[Items from a data source]
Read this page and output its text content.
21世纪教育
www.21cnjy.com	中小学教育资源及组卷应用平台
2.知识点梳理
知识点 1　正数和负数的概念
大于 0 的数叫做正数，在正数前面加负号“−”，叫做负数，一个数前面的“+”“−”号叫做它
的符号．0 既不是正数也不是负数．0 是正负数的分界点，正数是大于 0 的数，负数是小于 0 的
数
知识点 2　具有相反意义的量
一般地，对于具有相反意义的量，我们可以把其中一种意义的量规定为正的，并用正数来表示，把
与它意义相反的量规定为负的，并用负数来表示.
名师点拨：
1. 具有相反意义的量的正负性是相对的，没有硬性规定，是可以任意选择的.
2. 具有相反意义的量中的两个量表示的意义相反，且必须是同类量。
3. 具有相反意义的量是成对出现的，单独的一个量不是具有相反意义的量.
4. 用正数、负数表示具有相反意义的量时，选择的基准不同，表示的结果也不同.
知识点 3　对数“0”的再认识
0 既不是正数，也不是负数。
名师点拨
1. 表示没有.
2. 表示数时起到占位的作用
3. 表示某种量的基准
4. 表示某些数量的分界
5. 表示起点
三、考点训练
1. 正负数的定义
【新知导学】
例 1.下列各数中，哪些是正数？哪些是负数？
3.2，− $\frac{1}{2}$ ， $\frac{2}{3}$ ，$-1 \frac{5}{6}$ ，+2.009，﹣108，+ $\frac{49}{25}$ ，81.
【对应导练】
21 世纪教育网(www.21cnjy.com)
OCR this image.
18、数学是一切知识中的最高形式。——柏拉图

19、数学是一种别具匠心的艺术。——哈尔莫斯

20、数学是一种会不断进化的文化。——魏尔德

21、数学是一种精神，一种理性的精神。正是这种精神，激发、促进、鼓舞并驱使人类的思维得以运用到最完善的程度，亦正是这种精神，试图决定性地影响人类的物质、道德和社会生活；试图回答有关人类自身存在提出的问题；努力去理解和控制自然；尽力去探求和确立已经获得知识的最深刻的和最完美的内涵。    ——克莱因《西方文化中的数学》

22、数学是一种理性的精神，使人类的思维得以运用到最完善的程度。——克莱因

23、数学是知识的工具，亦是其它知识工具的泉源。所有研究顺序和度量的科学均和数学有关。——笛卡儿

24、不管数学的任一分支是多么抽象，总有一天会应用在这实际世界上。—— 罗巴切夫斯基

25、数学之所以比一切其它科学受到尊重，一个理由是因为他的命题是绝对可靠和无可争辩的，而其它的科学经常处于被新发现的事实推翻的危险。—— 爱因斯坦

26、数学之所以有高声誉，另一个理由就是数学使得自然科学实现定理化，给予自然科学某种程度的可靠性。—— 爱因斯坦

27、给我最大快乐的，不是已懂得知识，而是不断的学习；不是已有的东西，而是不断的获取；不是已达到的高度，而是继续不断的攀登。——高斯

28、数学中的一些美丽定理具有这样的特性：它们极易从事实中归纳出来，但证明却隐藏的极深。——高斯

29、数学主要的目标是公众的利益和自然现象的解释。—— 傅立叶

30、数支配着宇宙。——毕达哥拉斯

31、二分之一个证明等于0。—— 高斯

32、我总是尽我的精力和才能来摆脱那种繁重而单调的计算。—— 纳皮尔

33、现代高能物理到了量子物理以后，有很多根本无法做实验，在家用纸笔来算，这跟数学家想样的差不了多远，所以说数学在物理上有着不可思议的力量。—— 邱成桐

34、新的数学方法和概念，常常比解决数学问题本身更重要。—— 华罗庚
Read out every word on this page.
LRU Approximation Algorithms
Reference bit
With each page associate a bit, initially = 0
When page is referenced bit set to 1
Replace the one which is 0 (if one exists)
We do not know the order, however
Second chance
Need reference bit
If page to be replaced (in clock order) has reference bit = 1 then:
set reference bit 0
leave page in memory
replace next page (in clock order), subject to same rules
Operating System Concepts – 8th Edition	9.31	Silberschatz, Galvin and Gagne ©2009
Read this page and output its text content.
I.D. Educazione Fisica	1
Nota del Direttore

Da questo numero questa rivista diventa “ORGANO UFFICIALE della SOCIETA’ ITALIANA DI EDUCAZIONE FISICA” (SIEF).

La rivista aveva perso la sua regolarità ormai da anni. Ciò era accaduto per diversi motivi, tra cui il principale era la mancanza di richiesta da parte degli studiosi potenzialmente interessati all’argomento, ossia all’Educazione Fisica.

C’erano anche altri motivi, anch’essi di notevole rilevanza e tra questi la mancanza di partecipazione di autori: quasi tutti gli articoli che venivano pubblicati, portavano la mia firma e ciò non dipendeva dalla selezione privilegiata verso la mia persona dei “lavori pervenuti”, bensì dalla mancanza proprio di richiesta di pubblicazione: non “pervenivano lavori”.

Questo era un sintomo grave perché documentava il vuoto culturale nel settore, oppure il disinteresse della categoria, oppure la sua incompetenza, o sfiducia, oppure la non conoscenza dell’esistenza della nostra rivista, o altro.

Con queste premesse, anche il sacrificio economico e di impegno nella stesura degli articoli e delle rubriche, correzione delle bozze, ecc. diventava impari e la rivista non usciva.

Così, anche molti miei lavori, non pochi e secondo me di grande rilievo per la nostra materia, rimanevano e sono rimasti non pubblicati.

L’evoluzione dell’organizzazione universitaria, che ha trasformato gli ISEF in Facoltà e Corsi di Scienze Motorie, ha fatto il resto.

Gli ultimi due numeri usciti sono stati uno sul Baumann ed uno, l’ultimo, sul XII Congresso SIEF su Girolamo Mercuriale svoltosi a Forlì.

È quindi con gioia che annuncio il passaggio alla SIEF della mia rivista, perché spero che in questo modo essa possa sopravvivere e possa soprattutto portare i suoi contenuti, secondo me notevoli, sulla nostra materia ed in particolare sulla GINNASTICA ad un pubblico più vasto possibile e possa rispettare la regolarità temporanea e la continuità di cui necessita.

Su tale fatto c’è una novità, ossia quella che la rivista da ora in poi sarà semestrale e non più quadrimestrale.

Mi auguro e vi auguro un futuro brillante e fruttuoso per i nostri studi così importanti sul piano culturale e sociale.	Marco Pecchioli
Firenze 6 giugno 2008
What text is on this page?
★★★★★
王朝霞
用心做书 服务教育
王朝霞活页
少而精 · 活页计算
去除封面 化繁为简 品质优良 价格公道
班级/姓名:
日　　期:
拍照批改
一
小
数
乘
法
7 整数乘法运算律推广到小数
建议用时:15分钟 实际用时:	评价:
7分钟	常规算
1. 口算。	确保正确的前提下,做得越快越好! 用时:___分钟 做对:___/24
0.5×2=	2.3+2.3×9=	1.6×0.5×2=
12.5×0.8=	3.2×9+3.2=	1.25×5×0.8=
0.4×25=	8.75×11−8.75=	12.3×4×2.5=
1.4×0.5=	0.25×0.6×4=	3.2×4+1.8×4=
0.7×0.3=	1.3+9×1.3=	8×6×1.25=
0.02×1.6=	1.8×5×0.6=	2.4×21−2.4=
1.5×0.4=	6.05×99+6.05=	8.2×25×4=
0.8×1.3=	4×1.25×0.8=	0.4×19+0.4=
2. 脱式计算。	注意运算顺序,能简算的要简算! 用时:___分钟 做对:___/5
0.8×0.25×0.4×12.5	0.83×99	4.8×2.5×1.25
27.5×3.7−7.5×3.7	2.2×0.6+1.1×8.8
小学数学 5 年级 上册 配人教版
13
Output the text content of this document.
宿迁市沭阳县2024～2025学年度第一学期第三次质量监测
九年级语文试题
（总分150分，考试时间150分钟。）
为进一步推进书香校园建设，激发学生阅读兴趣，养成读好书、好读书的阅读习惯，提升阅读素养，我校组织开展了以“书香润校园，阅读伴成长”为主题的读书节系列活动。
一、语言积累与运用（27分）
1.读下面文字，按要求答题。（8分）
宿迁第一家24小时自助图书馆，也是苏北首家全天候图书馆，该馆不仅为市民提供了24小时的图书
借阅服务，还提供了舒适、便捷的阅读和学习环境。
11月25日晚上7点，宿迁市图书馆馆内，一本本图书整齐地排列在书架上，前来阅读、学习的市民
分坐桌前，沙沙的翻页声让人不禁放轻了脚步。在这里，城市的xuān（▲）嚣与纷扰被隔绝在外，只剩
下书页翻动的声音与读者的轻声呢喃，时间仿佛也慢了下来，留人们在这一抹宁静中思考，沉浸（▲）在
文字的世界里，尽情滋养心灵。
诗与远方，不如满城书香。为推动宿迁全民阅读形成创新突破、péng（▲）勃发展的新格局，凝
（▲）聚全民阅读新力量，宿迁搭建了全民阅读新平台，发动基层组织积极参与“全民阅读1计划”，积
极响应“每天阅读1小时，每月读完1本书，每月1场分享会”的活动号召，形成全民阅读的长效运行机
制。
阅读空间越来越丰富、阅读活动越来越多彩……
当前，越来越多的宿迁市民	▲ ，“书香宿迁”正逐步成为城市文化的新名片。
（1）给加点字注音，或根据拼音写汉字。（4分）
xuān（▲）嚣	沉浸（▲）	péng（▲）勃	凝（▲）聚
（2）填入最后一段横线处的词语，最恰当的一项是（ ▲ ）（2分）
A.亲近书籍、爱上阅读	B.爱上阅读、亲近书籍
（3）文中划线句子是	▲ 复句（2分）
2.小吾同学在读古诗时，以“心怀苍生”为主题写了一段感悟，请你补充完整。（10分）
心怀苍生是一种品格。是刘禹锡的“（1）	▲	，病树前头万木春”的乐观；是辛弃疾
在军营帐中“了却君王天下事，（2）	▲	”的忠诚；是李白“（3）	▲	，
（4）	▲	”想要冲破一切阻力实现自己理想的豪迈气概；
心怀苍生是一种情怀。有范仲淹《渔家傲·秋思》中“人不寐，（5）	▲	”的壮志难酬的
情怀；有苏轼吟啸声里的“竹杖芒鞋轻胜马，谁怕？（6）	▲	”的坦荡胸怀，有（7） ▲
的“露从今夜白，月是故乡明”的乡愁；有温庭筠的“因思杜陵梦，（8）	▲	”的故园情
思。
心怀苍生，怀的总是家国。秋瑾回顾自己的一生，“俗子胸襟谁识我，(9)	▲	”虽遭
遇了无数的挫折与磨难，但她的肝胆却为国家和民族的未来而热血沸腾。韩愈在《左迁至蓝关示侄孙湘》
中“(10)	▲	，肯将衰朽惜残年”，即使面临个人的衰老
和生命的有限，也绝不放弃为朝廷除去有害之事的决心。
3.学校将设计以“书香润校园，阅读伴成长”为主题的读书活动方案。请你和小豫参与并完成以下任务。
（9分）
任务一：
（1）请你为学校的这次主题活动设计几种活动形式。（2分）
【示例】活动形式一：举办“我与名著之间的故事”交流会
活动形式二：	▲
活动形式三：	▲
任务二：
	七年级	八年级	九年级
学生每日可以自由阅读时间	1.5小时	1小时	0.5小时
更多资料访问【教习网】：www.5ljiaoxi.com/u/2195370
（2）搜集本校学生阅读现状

- Exercise brief -
Determine how many lines in the listing above hold the string "ossia", then write only the number.

- Response for this exercise -
2